=== STATED TASK ===
Tally the lines below that contain "blown". The number is the whole answer.

+===+

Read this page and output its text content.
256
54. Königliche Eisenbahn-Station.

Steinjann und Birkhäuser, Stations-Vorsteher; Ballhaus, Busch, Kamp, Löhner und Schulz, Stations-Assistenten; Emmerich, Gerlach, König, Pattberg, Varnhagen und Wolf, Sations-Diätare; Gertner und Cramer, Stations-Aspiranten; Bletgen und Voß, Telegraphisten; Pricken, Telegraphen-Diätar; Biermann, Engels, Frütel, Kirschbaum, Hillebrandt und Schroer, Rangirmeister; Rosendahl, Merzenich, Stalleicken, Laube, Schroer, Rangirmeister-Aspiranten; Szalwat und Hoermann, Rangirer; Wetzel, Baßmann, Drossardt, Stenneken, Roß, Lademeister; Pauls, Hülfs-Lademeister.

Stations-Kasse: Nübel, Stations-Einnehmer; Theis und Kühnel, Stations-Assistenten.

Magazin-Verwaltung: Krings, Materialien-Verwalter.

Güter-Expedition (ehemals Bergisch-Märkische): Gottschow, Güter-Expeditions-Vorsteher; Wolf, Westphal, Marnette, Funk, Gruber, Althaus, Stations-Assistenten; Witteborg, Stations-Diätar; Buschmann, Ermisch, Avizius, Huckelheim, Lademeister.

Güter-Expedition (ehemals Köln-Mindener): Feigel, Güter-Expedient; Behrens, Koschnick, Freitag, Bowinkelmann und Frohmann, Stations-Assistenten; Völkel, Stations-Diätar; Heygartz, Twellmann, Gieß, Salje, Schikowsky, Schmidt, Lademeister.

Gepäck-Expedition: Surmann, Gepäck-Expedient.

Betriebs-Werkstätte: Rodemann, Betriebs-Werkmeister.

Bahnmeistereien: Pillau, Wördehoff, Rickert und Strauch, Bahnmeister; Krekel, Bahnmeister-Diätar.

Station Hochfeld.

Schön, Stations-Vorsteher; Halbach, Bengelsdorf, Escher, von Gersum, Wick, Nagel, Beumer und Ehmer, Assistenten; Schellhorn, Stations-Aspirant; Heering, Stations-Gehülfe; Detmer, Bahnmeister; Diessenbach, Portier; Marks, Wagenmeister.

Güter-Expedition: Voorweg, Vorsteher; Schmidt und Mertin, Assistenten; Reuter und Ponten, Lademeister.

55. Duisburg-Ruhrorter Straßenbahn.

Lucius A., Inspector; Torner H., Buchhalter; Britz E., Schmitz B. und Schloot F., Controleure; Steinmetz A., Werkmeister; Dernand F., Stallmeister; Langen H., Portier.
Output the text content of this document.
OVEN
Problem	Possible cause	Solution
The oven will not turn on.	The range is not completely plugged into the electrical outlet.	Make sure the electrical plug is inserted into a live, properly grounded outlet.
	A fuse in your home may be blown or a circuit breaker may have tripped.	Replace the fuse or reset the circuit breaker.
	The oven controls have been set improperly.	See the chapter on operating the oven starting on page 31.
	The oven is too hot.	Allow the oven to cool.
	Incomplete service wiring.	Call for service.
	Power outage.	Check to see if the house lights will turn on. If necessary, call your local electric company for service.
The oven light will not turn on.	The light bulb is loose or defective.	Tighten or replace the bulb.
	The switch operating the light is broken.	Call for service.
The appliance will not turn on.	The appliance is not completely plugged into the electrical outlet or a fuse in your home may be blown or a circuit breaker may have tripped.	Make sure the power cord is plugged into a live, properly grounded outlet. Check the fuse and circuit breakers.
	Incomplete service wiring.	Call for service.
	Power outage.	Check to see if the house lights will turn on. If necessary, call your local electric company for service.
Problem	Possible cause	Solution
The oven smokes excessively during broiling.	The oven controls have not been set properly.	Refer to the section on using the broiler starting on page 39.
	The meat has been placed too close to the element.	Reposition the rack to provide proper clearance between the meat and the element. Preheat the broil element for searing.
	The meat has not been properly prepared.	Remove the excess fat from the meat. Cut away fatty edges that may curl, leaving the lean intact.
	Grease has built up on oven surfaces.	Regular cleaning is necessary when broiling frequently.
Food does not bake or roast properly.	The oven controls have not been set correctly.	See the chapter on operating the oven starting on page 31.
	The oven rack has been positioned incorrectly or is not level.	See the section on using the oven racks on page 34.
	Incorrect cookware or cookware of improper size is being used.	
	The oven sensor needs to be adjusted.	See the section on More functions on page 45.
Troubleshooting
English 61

+===+

=== SOLUTION TO THIS PROBLEM ===
2